TASK DETAILS
Using the listing below, select the lines with the word "NiCd" and copy them.

SUPPLIED RECORDS
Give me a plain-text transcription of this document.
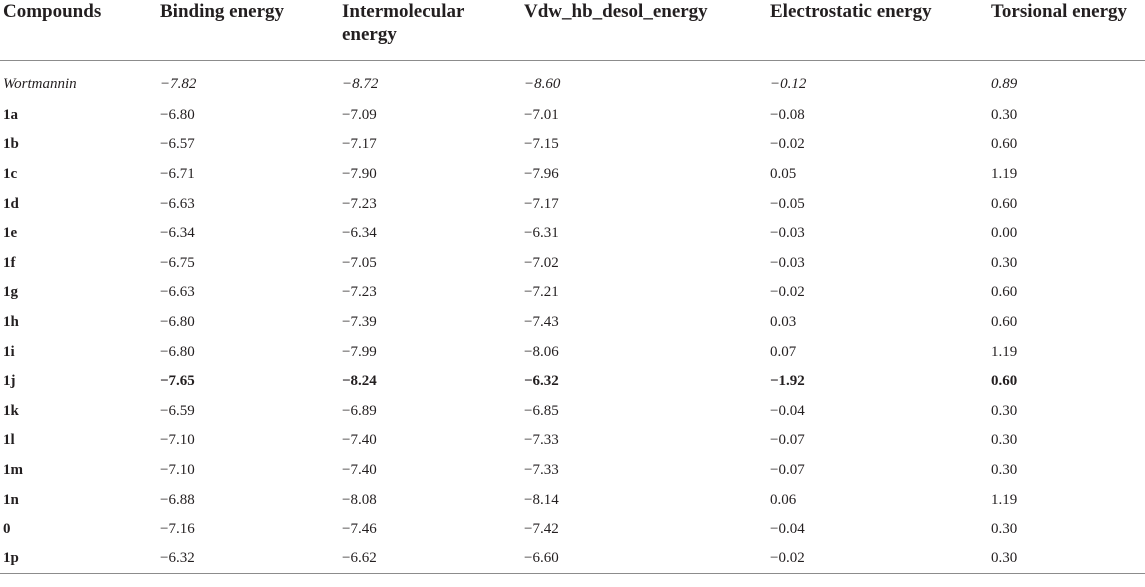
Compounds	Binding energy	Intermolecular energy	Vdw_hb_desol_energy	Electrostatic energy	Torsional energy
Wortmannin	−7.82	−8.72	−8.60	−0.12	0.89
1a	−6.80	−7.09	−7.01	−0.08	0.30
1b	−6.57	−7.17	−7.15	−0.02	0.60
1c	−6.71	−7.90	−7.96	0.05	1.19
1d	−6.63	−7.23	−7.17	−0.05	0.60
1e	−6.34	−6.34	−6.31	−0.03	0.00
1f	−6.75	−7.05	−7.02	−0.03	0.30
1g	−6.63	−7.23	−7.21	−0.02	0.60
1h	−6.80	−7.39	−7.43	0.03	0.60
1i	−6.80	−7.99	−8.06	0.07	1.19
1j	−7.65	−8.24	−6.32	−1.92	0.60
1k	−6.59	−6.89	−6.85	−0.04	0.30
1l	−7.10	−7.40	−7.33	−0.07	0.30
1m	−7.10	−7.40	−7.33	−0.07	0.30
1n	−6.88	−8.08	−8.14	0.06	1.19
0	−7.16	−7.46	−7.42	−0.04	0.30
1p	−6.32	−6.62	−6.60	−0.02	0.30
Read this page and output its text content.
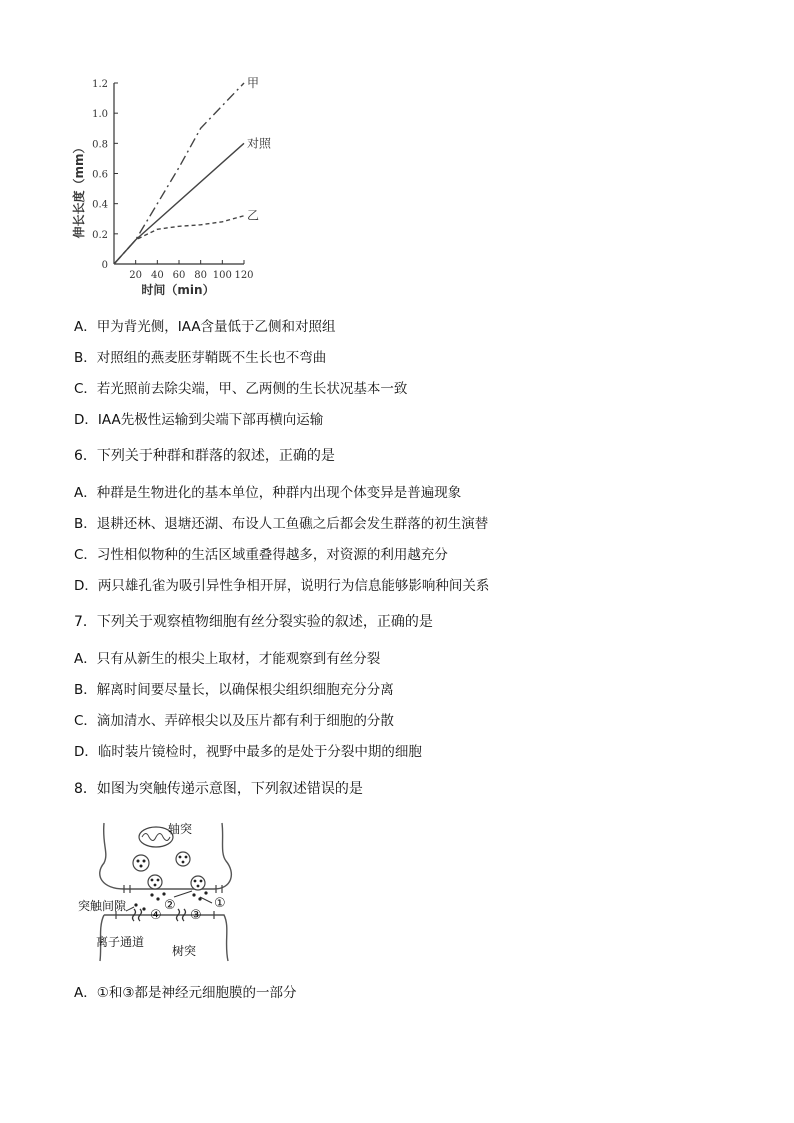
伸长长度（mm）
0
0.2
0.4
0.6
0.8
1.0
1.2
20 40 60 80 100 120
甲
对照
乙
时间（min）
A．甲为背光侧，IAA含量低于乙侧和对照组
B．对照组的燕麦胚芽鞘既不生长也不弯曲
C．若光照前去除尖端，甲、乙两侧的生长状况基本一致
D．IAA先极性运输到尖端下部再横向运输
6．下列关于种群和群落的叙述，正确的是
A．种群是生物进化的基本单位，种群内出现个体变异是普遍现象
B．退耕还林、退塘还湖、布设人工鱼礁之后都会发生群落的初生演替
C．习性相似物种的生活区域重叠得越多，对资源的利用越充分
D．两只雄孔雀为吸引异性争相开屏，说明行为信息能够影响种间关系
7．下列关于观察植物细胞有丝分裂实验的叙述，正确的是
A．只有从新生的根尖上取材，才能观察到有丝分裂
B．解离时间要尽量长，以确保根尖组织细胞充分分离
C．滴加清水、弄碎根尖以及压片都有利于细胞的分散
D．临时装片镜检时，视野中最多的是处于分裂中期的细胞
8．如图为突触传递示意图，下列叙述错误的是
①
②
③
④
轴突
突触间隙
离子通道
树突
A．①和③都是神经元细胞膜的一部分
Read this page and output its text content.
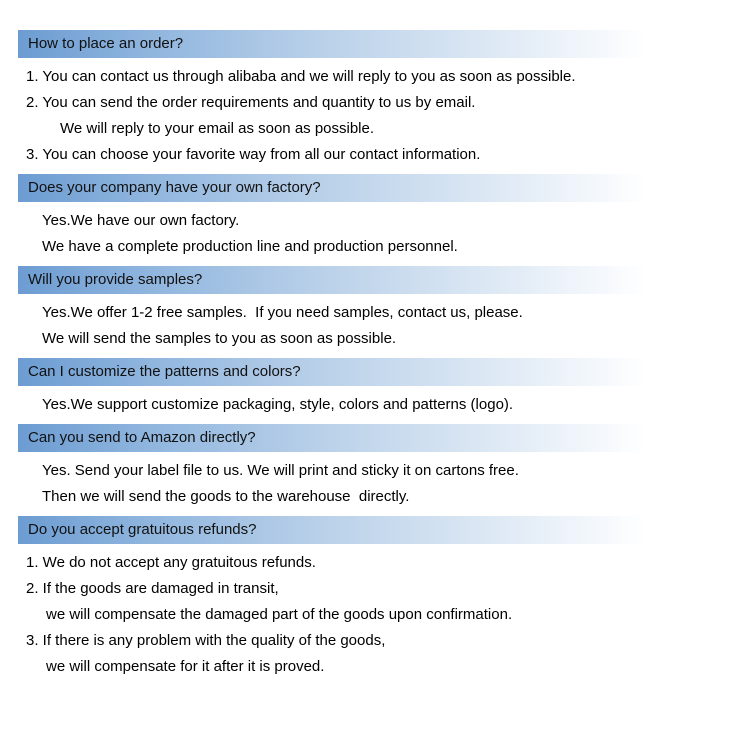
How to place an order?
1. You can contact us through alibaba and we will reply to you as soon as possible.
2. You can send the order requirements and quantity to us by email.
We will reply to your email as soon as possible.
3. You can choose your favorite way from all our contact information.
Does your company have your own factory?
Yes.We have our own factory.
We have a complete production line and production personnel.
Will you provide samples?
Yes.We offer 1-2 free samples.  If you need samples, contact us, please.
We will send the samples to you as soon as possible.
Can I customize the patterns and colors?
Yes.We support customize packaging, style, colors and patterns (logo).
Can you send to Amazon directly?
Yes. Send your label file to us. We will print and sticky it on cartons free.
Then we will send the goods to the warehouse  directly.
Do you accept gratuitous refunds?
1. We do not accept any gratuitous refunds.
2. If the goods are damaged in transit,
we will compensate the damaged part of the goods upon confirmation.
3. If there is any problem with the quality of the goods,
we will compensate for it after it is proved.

==

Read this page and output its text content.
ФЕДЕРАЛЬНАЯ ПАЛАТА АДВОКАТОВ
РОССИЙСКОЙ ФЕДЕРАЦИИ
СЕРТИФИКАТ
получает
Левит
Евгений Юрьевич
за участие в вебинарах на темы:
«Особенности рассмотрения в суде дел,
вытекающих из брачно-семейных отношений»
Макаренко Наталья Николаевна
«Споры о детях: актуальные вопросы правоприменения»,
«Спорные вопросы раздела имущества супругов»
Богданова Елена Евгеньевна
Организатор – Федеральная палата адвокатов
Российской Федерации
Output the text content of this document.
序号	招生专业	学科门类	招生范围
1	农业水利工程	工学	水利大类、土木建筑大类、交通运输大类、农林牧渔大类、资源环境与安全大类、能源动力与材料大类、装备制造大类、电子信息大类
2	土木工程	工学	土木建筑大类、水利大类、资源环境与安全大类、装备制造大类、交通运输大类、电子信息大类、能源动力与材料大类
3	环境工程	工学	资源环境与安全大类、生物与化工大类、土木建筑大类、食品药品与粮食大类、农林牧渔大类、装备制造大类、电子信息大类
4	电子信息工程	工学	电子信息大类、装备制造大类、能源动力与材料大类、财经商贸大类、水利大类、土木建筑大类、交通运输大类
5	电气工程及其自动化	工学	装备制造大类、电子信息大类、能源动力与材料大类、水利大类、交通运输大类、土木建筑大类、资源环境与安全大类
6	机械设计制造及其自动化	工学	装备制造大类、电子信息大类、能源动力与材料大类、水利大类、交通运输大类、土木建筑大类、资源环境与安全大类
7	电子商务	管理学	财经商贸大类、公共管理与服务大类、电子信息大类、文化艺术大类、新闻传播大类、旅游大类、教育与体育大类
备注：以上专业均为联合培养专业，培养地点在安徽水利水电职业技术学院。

---

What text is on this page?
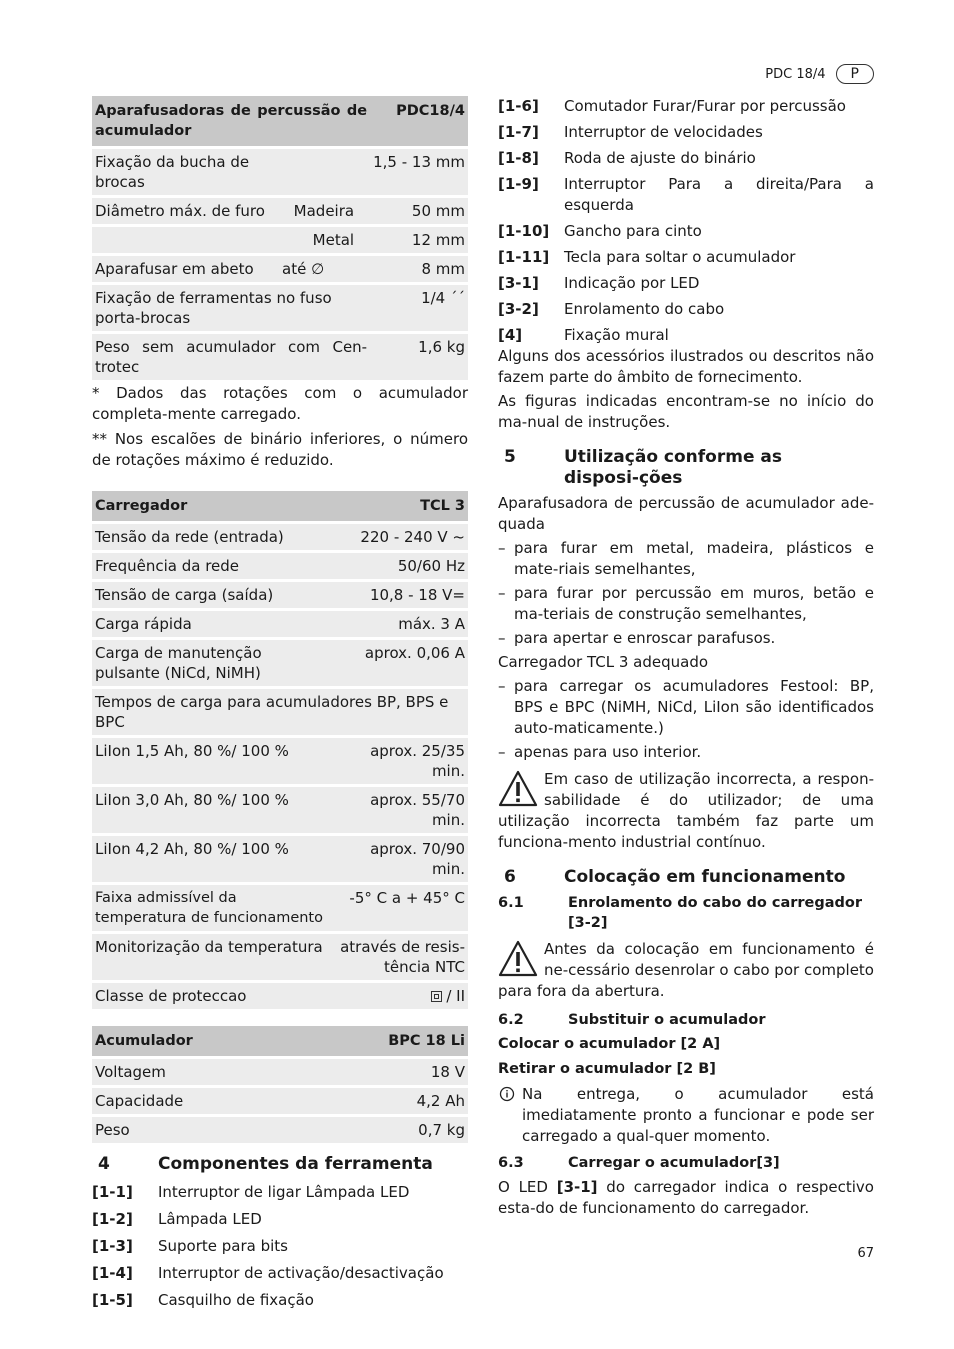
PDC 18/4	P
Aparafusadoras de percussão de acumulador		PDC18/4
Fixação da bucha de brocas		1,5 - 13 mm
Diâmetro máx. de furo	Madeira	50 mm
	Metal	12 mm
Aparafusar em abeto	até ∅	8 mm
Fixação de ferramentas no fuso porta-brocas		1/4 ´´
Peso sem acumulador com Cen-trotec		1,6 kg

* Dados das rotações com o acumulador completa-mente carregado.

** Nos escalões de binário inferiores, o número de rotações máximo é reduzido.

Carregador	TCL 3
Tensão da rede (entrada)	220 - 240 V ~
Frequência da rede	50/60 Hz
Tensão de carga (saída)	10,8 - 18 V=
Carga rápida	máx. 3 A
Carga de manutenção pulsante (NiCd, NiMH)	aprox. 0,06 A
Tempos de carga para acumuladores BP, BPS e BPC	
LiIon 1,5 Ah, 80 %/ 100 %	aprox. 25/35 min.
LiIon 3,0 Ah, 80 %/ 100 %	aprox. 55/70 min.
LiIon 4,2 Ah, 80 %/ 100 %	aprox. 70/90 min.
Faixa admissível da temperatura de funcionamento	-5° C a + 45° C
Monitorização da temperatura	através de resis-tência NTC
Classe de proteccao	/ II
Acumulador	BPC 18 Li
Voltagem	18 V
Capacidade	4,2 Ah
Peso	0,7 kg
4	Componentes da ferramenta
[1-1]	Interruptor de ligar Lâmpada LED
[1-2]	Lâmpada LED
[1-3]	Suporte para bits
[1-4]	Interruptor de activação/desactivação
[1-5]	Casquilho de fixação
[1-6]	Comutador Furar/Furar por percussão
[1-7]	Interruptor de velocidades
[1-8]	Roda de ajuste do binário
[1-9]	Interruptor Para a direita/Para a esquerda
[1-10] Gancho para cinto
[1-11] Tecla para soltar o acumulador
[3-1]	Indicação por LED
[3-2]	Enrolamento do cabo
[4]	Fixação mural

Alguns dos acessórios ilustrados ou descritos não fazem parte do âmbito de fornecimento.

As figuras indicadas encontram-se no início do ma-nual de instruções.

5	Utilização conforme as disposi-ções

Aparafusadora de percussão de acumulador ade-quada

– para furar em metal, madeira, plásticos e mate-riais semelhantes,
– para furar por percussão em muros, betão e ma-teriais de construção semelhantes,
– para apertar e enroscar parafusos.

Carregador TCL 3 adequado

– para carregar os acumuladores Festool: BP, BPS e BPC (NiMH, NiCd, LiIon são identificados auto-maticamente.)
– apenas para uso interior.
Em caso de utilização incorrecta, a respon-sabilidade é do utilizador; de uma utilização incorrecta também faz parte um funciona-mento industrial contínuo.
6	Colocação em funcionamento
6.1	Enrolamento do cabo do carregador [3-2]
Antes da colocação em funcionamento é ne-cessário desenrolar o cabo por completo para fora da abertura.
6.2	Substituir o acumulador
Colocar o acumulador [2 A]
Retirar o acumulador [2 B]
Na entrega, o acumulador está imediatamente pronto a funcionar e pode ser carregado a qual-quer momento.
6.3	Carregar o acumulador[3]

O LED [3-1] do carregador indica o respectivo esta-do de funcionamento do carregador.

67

RESULT
Carga de manutenção pulsante (NiCd, NiMH)	aprox. 0,06 A
– para carregar os acumuladores Festool: BP, BPS e BPC (NiMH, NiCd, LiIon são identificados auto-maticamente.)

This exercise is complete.